Data provided ::

⟨

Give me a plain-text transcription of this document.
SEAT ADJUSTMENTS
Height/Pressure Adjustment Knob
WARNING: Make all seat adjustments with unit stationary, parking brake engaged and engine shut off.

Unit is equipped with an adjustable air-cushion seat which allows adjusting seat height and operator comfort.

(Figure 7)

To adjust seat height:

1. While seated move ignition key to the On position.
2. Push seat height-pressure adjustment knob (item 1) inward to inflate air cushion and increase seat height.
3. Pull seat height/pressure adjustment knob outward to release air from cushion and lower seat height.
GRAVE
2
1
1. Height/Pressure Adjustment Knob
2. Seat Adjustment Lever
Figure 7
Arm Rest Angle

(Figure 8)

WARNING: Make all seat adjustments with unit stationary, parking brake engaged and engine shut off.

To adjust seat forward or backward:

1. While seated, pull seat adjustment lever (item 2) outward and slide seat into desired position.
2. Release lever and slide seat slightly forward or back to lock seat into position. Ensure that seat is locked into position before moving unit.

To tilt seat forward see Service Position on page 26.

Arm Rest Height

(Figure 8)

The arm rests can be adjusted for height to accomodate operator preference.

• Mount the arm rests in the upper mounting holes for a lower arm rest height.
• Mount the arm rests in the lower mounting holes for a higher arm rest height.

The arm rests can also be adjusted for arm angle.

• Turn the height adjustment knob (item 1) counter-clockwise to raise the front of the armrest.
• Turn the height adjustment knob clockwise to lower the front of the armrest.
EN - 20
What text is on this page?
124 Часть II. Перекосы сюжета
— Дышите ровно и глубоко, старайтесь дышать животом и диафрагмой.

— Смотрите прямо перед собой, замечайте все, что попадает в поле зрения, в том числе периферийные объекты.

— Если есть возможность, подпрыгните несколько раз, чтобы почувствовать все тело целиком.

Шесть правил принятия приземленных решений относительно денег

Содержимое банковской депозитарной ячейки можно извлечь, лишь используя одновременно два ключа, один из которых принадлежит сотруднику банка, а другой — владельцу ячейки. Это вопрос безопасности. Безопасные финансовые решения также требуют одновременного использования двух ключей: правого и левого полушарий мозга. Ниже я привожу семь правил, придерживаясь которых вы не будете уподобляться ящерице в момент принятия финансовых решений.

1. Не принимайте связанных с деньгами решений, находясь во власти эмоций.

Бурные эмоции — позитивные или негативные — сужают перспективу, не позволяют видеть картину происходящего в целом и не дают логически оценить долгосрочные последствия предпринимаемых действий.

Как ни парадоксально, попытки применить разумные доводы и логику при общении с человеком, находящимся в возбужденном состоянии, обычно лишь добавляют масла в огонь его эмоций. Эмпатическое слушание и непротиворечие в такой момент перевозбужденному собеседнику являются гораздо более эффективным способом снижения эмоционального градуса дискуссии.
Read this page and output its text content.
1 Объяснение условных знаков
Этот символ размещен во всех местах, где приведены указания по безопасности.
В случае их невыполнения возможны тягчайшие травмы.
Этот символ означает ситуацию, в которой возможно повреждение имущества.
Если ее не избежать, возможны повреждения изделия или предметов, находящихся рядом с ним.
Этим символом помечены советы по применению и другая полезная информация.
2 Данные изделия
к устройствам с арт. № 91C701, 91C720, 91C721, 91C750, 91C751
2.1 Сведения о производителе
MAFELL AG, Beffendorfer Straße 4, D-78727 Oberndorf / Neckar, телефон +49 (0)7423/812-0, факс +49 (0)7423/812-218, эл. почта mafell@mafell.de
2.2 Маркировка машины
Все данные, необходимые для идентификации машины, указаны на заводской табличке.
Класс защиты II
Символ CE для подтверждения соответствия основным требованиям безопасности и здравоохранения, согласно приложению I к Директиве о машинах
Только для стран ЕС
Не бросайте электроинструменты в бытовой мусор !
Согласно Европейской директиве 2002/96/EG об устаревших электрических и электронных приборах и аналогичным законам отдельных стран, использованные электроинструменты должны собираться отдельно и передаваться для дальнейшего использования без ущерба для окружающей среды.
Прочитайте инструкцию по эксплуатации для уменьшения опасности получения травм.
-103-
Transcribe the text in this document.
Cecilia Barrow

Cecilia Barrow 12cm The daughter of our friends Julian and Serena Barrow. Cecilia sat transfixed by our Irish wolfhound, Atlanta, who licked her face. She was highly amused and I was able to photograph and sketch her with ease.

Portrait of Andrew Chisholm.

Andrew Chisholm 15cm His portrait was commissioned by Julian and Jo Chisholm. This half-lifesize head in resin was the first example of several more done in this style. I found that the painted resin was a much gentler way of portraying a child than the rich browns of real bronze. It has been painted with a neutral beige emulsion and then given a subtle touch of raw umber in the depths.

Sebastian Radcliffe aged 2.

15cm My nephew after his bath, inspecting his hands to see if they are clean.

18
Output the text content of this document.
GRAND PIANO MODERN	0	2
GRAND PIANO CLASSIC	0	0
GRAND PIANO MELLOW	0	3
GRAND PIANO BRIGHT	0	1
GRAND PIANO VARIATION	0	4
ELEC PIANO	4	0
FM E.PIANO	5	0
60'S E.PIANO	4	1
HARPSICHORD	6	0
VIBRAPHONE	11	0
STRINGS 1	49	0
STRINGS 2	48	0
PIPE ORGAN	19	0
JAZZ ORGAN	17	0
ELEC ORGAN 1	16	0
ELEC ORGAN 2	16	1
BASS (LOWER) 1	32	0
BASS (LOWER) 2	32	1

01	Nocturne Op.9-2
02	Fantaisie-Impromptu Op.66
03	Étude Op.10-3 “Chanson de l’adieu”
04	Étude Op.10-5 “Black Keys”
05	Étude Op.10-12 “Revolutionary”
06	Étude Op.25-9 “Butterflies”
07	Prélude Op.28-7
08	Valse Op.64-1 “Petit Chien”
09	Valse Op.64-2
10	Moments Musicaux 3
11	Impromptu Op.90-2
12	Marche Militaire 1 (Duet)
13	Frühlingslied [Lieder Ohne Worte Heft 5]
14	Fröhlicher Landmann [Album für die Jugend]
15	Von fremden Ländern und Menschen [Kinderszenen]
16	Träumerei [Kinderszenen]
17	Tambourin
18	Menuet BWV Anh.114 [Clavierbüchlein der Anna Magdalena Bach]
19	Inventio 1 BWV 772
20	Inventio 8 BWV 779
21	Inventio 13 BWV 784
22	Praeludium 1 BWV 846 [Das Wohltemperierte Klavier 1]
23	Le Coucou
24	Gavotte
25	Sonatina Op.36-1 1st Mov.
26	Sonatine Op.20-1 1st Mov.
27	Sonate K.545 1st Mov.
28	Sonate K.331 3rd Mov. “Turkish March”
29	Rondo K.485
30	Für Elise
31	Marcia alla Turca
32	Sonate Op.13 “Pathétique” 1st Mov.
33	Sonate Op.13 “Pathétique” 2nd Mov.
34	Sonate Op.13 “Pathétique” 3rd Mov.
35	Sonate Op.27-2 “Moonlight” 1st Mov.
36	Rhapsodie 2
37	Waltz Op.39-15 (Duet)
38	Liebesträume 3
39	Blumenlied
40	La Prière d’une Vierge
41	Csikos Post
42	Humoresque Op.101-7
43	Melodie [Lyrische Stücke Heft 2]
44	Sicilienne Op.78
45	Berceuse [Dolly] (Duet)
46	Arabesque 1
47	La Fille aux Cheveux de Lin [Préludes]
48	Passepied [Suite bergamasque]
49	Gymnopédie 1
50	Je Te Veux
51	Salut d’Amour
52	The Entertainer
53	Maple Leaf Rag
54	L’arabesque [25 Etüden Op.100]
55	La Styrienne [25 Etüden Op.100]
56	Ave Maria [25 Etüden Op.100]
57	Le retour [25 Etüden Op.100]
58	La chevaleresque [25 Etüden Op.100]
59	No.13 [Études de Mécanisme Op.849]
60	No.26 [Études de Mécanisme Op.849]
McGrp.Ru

⟩

Copy, from the material, each line that holds the string "adjusted".

The arm rests can be adjusted for height to accomodate operator preference.
The arm rests can also be adjusted for arm angle.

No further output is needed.